━━━━━ Record extracts

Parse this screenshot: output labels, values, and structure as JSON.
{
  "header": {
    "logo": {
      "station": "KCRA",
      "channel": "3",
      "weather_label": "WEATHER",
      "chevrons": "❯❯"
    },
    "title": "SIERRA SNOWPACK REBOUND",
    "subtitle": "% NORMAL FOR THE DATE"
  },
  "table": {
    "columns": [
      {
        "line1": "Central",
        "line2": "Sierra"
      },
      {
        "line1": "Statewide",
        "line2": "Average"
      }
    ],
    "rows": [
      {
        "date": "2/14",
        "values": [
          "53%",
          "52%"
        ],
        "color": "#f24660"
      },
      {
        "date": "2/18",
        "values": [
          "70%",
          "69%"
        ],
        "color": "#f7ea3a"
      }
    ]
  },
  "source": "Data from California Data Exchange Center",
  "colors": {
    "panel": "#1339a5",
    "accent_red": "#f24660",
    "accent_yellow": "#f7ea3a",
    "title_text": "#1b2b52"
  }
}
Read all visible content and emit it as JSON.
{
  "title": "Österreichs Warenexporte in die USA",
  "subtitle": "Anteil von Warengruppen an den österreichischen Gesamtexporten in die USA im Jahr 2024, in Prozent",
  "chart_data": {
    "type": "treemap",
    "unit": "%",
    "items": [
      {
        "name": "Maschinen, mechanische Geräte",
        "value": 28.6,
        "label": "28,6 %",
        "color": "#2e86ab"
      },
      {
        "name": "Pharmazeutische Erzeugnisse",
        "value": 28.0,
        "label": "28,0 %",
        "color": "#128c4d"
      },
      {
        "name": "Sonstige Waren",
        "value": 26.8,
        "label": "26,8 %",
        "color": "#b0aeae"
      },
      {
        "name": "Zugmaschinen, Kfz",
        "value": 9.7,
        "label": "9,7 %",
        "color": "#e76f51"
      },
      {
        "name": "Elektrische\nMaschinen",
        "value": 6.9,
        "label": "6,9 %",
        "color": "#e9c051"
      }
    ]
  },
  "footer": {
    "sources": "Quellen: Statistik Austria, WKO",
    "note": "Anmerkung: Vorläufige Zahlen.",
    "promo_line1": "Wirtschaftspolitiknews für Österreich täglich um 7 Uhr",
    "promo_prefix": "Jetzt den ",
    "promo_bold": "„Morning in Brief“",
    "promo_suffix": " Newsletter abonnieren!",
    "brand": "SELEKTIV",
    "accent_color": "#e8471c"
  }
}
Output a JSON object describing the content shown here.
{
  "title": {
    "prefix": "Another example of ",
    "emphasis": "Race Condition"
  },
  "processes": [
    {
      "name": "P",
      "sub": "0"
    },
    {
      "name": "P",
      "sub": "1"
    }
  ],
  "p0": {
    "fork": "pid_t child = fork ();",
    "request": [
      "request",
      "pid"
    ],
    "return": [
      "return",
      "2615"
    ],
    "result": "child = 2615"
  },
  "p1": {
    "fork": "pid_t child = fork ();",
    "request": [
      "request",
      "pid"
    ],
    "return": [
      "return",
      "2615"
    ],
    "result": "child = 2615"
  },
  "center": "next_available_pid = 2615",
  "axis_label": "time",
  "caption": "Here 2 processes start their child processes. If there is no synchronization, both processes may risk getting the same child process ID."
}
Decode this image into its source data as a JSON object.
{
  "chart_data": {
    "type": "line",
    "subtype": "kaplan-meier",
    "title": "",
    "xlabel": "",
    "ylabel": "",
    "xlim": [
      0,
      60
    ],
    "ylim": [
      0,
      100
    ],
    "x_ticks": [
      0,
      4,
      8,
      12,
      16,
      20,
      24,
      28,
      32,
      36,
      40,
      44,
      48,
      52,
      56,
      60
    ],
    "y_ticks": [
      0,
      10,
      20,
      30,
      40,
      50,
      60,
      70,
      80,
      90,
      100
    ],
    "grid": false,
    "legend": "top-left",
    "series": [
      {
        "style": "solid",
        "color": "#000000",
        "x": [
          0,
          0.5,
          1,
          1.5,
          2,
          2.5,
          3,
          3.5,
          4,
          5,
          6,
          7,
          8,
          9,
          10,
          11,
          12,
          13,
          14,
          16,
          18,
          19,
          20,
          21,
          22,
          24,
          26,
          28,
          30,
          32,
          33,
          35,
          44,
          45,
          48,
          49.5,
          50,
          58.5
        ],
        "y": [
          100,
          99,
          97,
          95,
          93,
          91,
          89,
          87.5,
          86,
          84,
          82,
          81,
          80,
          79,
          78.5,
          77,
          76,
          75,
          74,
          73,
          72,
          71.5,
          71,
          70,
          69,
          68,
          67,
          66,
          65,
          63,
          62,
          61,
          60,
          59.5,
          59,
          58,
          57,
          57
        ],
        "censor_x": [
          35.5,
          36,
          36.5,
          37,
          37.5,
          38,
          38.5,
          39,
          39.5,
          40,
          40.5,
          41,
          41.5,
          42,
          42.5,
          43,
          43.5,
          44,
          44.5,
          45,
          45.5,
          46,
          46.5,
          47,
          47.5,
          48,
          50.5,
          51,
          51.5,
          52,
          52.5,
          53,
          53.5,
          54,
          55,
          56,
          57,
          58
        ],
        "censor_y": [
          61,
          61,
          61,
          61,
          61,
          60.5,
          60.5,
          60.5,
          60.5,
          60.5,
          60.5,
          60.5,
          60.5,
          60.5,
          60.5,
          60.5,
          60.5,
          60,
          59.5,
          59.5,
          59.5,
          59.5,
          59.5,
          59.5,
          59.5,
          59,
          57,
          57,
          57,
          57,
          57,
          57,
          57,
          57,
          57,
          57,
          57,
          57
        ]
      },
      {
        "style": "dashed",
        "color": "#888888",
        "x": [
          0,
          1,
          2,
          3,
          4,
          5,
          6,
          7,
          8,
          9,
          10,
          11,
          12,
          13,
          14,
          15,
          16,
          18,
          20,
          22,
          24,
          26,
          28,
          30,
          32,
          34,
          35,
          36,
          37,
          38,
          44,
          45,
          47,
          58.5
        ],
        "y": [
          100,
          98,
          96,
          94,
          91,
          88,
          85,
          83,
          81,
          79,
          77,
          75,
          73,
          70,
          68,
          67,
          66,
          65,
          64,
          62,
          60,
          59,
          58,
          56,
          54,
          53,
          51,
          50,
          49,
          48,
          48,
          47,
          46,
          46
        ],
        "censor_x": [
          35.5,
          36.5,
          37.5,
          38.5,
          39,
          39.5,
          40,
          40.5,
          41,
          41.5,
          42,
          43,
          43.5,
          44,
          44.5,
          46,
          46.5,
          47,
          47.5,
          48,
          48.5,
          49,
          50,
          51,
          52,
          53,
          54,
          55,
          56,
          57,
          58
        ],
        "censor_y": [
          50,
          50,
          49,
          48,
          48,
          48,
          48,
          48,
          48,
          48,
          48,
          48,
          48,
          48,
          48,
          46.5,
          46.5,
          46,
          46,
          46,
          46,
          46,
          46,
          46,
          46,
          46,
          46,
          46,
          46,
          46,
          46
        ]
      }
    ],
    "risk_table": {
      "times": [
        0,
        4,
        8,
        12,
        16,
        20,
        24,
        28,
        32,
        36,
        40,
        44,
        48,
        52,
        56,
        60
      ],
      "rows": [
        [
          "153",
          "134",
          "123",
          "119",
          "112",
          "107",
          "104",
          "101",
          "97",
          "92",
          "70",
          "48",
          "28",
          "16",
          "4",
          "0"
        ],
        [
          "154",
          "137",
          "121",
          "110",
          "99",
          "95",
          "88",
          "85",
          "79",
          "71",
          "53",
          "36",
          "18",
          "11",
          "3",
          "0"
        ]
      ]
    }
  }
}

━━━━━━━━━━

Restate the data above word for word.

Parse this screenshot: output labels, values, and structure as JSON.
{
  "header": {
    "logo": {
      "station": "KCRA",
      "channel": "3",
      "weather_label": "WEATHER",
      "chevrons": "❯❯"
    },
    "title": "SIERRA SNOWPACK REBOUND",
    "subtitle": "% NORMAL FOR THE DATE"
  },
  "table": {
    "columns": [
      {
        "line1": "Central",
        "line2": "Sierra"
      },
      {
        "line1": "Statewide",
        "line2": "Average"
      }
    ],
    "rows": [
      {
        "date": "2/14",
        "values": [
          "53%",
          "52%"
        ],
        "color": "#f24660"
      },
      {
        "date": "2/18",
        "values": [
          "70%",
          "69%"
        ],
        "color": "#f7ea3a"
      }
    ]
  },
  "source": "Data from California Data Exchange Center",
  "colors": {
    "panel": "#1339a5",
    "accent_red": "#f24660",
    "accent_yellow": "#f7ea3a",
    "title_text": "#1b2b52"
  }
}
Read all visible content and emit it as JSON.
{
  "title": "Österreichs Warenexporte in die USA",
  "subtitle": "Anteil von Warengruppen an den österreichischen Gesamtexporten in die USA im Jahr 2024, in Prozent",
  "chart_data": {
    "type": "treemap",
    "unit": "%",
    "items": [
      {
        "name": "Maschinen, mechanische Geräte",
        "value": 28.6,
        "label": "28,6 %",
        "color": "#2e86ab"
      },
      {
        "name": "Pharmazeutische Erzeugnisse",
        "value": 28.0,
        "label": "28,0 %",
        "color": "#128c4d"
      },
      {
        "name": "Sonstige Waren",
        "value": 26.8,
        "label": "26,8 %",
        "color": "#b0aeae"
      },
      {
        "name": "Zugmaschinen, Kfz",
        "value": 9.7,
        "label": "9,7 %",
        "color": "#e76f51"
      },
      {
        "name": "Elektrische\nMaschinen",
        "value": 6.9,
        "label": "6,9 %",
        "color": "#e9c051"
      }
    ]
  },
  "footer": {
    "sources": "Quellen: Statistik Austria, WKO",
    "note": "Anmerkung: Vorläufige Zahlen.",
    "promo_line1": "Wirtschaftspolitiknews für Österreich täglich um 7 Uhr",
    "promo_prefix": "Jetzt den ",
    "promo_bold": "„Morning in Brief“",
    "promo_suffix": " Newsletter abonnieren!",
    "brand": "SELEKTIV",
    "accent_color": "#e8471c"
  }
}
Output a JSON object describing the content shown here.
{
  "title": {
    "prefix": "Another example of ",
    "emphasis": "Race Condition"
  },
  "processes": [
    {
      "name": "P",
      "sub": "0"
    },
    {
      "name": "P",
      "sub": "1"
    }
  ],
  "p0": {
    "fork": "pid_t child = fork ();",
    "request": [
      "request",
      "pid"
    ],
    "return": [
      "return",
      "2615"
    ],
    "result": "child = 2615"
  },
  "p1": {
    "fork": "pid_t child = fork ();",
    "request": [
      "request",
      "pid"
    ],
    "return": [
      "return",
      "2615"
    ],
    "result": "child = 2615"
  },
  "center": "next_available_pid = 2615",
  "axis_label": "time",
  "caption": "Here 2 processes start their child processes. If there is no synchronization, both processes may risk getting the same child process ID."
}
Decode this image into its source data as a JSON object.
{
  "chart_data": {
    "type": "line",
    "subtype": "kaplan-meier",
    "title": "",
    "xlabel": "",
    "ylabel": "",
    "xlim": [
      0,
      60
    ],
    "ylim": [
      0,
      100
    ],
    "x_ticks": [
      0,
      4,
      8,
      12,
      16,
      20,
      24,
      28,
      32,
      36,
      40,
      44,
      48,
      52,
      56,
      60
    ],
    "y_ticks": [
      0,
      10,
      20,
      30,
      40,
      50,
      60,
      70,
      80,
      90,
      100
    ],
    "grid": false,
    "legend": "top-left",
    "series": [
      {
        "style": "solid",
        "color": "#000000",
        "x": [
          0,
          0.5,
          1,
          1.5,
          2,
          2.5,
          3,
          3.5,
          4,
          5,
          6,
          7,
          8,
          9,
          10,
          11,
          12,
          13,
          14,
          16,
          18,
          19,
          20,
          21,
          22,
          24,
          26,
          28,
          30,
          32,
          33,
          35,
          44,
          45,
          48,
          49.5,
          50,
          58.5
        ],
        "y": [
          100,
          99,
          97,
          95,
          93,
          91,
          89,
          87.5,
          86,
          84,
          82,
          81,
          80,
          79,
          78.5,
          77,
          76,
          75,
          74,
          73,
          72,
          71.5,
          71,
          70,
          69,
          68,
          67,
          66,
          65,
          63,
          62,
          61,
          60,
          59.5,
          59,
          58,
          57,
          57
        ],
        "censor_x": [
          35.5,
          36,
          36.5,
          37,
          37.5,
          38,
          38.5,
          39,
          39.5,
          40,
          40.5,
          41,
          41.5,
          42,
          42.5,
          43,
          43.5,
          44,
          44.5,
          45,
          45.5,
          46,
          46.5,
          47,
          47.5,
          48,
          50.5,
          51,
          51.5,
          52,
          52.5,
          53,
          53.5,
          54,
          55,
          56,
          57,
          58
        ],
        "censor_y": [
          61,
          61,
          61,
          61,
          61,
          60.5,
          60.5,
          60.5,
          60.5,
          60.5,
          60.5,
          60.5,
          60.5,
          60.5,
          60.5,
          60.5,
          60.5,
          60,
          59.5,
          59.5,
          59.5,
          59.5,
          59.5,
          59.5,
          59.5,
          59,
          57,
          57,
          57,
          57,
          57,
          57,
          57,
          57,
          57,
          57,
          57,
          57
        ]
      },
      {
        "style": "dashed",
        "color": "#888888",
        "x": [
          0,
          1,
          2,
          3,
          4,
          5,
          6,
          7,
          8,
          9,
          10,
          11,
          12,
          13,
          14,
          15,
          16,
          18,
          20,
          22,
          24,
          26,
          28,
          30,
          32,
          34,
          35,
          36,
          37,
          38,
          44,
          45,
          47,
          58.5
        ],
        "y": [
          100,
          98,
          96,
          94,
          91,
          88,
          85,
          83,
          81,
          79,
          77,
          75,
          73,
          70,
          68,
          67,
          66,
          65,
          64,
          62,
          60,
          59,
          58,
          56,
          54,
          53,
          51,
          50,
          49,
          48,
          48,
          47,
          46,
          46
        ],
        "censor_x": [
          35.5,
          36.5,
          37.5,
          38.5,
          39,
          39.5,
          40,
          40.5,
          41,
          41.5,
          42,
          43,
          43.5,
          44,
          44.5,
          46,
          46.5,
          47,
          47.5,
          48,
          48.5,
          49,
          50,
          51,
          52,
          53,
          54,
          55,
          56,
          57,
          58
        ],
        "censor_y": [
          50,
          50,
          49,
          48,
          48,
          48,
          48,
          48,
          48,
          48,
          48,
          48,
          48,
          48,
          48,
          46.5,
          46.5,
          46,
          46,
          46,
          46,
          46,
          46,
          46,
          46,
          46,
          46,
          46,
          46,
          46,
          46
        ]
      }
    ],
    "risk_table": {
      "times": [
        0,
        4,
        8,
        12,
        16,
        20,
        24,
        28,
        32,
        36,
        40,
        44,
        48,
        52,
        56,
        60
      ],
      "rows": [
        [
          "153",
          "134",
          "123",
          "119",
          "112",
          "107",
          "104",
          "101",
          "97",
          "92",
          "70",
          "48",
          "28",
          "16",
          "4",
          "0"
        ],
        [
          "154",
          "137",
          "121",
          "110",
          "99",
          "95",
          "88",
          "85",
          "79",
          "71",
          "53",
          "36",
          "18",
          "11",
          "3",
          "0"
        ]
      ]
    }
  }
}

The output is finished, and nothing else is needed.